§ Goal
Filter these entries, keeping only lines that hold the word "this".

§ Given information
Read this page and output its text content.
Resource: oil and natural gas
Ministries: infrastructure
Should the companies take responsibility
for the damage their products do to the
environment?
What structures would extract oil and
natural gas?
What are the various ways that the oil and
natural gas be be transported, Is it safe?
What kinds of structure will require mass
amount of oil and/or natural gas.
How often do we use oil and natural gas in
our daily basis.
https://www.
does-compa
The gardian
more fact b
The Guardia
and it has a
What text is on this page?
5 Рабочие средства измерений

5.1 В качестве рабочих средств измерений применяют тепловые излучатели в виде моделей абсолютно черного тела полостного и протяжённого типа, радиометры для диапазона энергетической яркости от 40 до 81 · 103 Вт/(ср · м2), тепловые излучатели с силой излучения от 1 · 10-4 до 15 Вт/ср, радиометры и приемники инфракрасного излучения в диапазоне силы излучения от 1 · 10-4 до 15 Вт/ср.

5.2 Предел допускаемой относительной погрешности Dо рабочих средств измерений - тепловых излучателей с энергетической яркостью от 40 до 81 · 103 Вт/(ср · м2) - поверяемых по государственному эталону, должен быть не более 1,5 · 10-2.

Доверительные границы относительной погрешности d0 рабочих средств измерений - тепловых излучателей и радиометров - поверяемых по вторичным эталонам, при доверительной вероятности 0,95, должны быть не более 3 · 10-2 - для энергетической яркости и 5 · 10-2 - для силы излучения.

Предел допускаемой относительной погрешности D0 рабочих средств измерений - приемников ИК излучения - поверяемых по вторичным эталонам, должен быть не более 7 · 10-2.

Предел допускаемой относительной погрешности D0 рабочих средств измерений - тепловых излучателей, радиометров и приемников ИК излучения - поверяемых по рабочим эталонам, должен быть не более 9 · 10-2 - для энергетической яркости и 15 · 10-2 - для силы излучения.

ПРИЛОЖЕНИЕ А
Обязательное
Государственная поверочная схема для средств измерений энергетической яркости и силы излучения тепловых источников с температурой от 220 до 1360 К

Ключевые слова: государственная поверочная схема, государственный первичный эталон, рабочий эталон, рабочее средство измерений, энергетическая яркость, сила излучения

§ The response
Read this page and output its text content.
What text is on this page?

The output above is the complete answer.